■ **EXERCISE MATERIALS**

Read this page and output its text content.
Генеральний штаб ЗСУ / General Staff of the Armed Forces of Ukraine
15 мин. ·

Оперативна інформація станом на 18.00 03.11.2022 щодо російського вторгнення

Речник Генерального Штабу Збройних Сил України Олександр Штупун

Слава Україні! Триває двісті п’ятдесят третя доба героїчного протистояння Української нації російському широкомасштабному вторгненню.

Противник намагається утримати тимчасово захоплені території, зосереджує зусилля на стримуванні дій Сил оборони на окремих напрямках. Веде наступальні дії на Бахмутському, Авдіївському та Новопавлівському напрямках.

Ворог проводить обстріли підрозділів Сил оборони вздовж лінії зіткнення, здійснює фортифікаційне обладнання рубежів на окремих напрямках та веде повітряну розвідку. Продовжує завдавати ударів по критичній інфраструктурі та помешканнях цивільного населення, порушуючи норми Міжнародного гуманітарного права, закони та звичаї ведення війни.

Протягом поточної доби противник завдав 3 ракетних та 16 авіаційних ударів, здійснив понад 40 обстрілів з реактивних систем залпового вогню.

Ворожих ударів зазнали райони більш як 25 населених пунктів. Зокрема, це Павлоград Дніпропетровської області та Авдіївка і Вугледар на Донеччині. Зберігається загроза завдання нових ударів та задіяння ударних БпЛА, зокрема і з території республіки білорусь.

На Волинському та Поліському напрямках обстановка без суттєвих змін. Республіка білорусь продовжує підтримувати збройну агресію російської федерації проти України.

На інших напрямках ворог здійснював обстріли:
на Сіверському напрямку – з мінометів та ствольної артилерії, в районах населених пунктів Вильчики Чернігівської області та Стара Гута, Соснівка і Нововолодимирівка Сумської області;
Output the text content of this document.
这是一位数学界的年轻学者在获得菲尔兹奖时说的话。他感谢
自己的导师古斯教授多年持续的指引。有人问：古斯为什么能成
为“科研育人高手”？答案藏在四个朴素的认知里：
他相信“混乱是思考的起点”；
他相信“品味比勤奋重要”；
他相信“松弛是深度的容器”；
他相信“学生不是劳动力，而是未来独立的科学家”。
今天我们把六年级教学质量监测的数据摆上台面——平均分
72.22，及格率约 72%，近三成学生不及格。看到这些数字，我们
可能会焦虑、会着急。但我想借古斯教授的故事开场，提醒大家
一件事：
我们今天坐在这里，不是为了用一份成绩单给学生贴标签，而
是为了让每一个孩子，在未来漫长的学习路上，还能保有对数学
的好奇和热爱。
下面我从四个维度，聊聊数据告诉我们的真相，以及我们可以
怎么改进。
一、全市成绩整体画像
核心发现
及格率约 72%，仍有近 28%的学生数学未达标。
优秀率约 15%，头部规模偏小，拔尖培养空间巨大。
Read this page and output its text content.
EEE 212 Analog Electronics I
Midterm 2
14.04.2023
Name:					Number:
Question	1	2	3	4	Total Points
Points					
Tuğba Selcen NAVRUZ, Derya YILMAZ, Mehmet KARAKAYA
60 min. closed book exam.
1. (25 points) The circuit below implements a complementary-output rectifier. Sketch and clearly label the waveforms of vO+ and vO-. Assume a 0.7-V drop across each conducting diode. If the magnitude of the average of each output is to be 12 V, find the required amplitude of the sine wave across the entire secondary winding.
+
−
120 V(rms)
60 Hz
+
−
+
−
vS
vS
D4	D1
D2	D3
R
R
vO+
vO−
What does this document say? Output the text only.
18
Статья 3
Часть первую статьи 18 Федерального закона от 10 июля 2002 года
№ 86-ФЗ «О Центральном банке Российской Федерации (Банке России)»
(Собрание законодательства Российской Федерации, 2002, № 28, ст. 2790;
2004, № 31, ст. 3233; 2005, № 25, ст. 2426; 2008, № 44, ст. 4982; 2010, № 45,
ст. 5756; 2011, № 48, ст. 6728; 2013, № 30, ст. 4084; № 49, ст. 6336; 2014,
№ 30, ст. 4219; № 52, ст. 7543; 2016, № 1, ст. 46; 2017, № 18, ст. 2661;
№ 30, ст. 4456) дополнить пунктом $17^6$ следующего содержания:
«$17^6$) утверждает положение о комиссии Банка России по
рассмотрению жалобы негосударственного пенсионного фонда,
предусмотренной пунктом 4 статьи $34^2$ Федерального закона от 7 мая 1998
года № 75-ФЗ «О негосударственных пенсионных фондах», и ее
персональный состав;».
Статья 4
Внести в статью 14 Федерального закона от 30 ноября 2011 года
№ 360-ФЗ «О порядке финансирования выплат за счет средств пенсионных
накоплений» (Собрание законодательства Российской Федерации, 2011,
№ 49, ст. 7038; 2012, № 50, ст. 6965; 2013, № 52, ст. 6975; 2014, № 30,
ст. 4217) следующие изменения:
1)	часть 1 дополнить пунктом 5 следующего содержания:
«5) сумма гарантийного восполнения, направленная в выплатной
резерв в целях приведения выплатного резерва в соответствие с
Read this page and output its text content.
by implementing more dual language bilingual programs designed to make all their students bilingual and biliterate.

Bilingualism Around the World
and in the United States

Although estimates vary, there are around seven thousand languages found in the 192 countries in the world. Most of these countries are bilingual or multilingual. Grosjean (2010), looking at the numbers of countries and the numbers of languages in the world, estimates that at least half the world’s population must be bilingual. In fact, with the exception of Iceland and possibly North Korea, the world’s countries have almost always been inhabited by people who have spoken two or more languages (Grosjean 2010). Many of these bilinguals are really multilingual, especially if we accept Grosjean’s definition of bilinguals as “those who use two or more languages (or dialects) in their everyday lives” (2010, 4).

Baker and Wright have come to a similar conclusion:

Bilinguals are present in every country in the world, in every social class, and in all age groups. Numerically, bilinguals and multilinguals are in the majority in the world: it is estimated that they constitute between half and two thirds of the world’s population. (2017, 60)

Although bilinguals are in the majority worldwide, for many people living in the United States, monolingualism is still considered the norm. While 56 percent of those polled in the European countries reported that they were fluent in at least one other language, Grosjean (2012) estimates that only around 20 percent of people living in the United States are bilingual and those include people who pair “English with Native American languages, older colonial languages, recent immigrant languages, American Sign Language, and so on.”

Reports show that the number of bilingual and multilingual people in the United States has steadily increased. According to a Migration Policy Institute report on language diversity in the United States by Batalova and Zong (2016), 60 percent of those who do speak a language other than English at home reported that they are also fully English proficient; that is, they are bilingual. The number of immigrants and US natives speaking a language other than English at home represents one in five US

■ **WHAT THIS TASK INVOLVES**
Transcribe all of the entries without altering anything.

■ **CORRECT ANSWER**
Read this page and output its text content.
Генеральний штаб ЗСУ / General Staff of the Armed Forces of Ukraine
15 мин. ·

Оперативна інформація станом на 18.00 03.11.2022 щодо російського вторгнення

Речник Генерального Штабу Збройних Сил України Олександр Штупун

Слава Україні! Триває двісті п’ятдесят третя доба героїчного протистояння Української нації російському широкомасштабному вторгненню.

Противник намагається утримати тимчасово захоплені території, зосереджує зусилля на стримуванні дій Сил оборони на окремих напрямках. Веде наступальні дії на Бахмутському, Авдіївському та Новопавлівському напрямках.

Ворог проводить обстріли підрозділів Сил оборони вздовж лінії зіткнення, здійснює фортифікаційне обладнання рубежів на окремих напрямках та веде повітряну розвідку. Продовжує завдавати ударів по критичній інфраструктурі та помешканнях цивільного населення, порушуючи норми Міжнародного гуманітарного права, закони та звичаї ведення війни.

Протягом поточної доби противник завдав 3 ракетних та 16 авіаційних ударів, здійснив понад 40 обстрілів з реактивних систем залпового вогню.

Ворожих ударів зазнали райони більш як 25 населених пунктів. Зокрема, це Павлоград Дніпропетровської області та Авдіївка і Вугледар на Донеччині. Зберігається загроза завдання нових ударів та задіяння ударних БпЛА, зокрема і з території республіки білорусь.

На Волинському та Поліському напрямках обстановка без суттєвих змін. Республіка білорусь продовжує підтримувати збройну агресію російської федерації проти України.

На інших напрямках ворог здійснював обстріли:
на Сіверському напрямку – з мінометів та ствольної артилерії, в районах населених пунктів Вильчики Чернігівської області та Стара Гута, Соснівка і Нововолодимирівка Сумської області;
Output the text content of this document.
这是一位数学界的年轻学者在获得菲尔兹奖时说的话。他感谢
自己的导师古斯教授多年持续的指引。有人问：古斯为什么能成
为“科研育人高手”？答案藏在四个朴素的认知里：
他相信“混乱是思考的起点”；
他相信“品味比勤奋重要”；
他相信“松弛是深度的容器”；
他相信“学生不是劳动力，而是未来独立的科学家”。
今天我们把六年级教学质量监测的数据摆上台面——平均分
72.22，及格率约 72%，近三成学生不及格。看到这些数字，我们
可能会焦虑、会着急。但我想借古斯教授的故事开场，提醒大家
一件事：
我们今天坐在这里，不是为了用一份成绩单给学生贴标签，而
是为了让每一个孩子，在未来漫长的学习路上，还能保有对数学
的好奇和热爱。
下面我从四个维度，聊聊数据告诉我们的真相，以及我们可以
怎么改进。
一、全市成绩整体画像
核心发现
及格率约 72%，仍有近 28%的学生数学未达标。
优秀率约 15%，头部规模偏小，拔尖培养空间巨大。
Read this page and output its text content.
EEE 212 Analog Electronics I
Midterm 2
14.04.2023
Name:					Number:
Question	1	2	3	4	Total Points
Points					
Tuğba Selcen NAVRUZ, Derya YILMAZ, Mehmet KARAKAYA
60 min. closed book exam.
1. (25 points) The circuit below implements a complementary-output rectifier. Sketch and clearly label the waveforms of vO+ and vO-. Assume a 0.7-V drop across each conducting diode. If the magnitude of the average of each output is to be 12 V, find the required amplitude of the sine wave across the entire secondary winding.
+
−
120 V(rms)
60 Hz
+
−
+
−
vS
vS
D4	D1
D2	D3
R
R
vO+
vO−
What does this document say? Output the text only.
18
Статья 3
Часть первую статьи 18 Федерального закона от 10 июля 2002 года
№ 86-ФЗ «О Центральном банке Российской Федерации (Банке России)»
(Собрание законодательства Российской Федерации, 2002, № 28, ст. 2790;
2004, № 31, ст. 3233; 2005, № 25, ст. 2426; 2008, № 44, ст. 4982; 2010, № 45,
ст. 5756; 2011, № 48, ст. 6728; 2013, № 30, ст. 4084; № 49, ст. 6336; 2014,
№ 30, ст. 4219; № 52, ст. 7543; 2016, № 1, ст. 46; 2017, № 18, ст. 2661;
№ 30, ст. 4456) дополнить пунктом $17^6$ следующего содержания:
«$17^6$) утверждает положение о комиссии Банка России по
рассмотрению жалобы негосударственного пенсионного фонда,
предусмотренной пунктом 4 статьи $34^2$ Федерального закона от 7 мая 1998
года № 75-ФЗ «О негосударственных пенсионных фондах», и ее
персональный состав;».
Статья 4
Внести в статью 14 Федерального закона от 30 ноября 2011 года
№ 360-ФЗ «О порядке финансирования выплат за счет средств пенсионных
накоплений» (Собрание законодательства Российской Федерации, 2011,
№ 49, ст. 7038; 2012, № 50, ст. 6965; 2013, № 52, ст. 6975; 2014, № 30,
ст. 4217) следующие изменения:
1)	часть 1 дополнить пунктом 5 следующего содержания:
«5) сумма гарантийного восполнения, направленная в выплатной
резерв в целях приведения выплатного резерва в соответствие с
Read this page and output its text content.
by implementing more dual language bilingual programs designed to make all their students bilingual and biliterate.

Bilingualism Around the World
and in the United States

Although estimates vary, there are around seven thousand languages found in the 192 countries in the world. Most of these countries are bilingual or multilingual. Grosjean (2010), looking at the numbers of countries and the numbers of languages in the world, estimates that at least half the world’s population must be bilingual. In fact, with the exception of Iceland and possibly North Korea, the world’s countries have almost always been inhabited by people who have spoken two or more languages (Grosjean 2010). Many of these bilinguals are really multilingual, especially if we accept Grosjean’s definition of bilinguals as “those who use two or more languages (or dialects) in their everyday lives” (2010, 4).

Baker and Wright have come to a similar conclusion:

Bilinguals are present in every country in the world, in every social class, and in all age groups. Numerically, bilinguals and multilinguals are in the majority in the world: it is estimated that they constitute between half and two thirds of the world’s population. (2017, 60)

Although bilinguals are in the majority worldwide, for many people living in the United States, monolingualism is still considered the norm. While 56 percent of those polled in the European countries reported that they were fluent in at least one other language, Grosjean (2012) estimates that only around 20 percent of people living in the United States are bilingual and those include people who pair “English with Native American languages, older colonial languages, recent immigrant languages, American Sign Language, and so on.”

Reports show that the number of bilingual and multilingual people in the United States has steadily increased. According to a Migration Policy Institute report on language diversity in the United States by Batalova and Zong (2016), 60 percent of those who do speak a language other than English at home reported that they are also fully English proficient; that is, they are bilingual. The number of immigrants and US natives speaking a language other than English at home represents one in five US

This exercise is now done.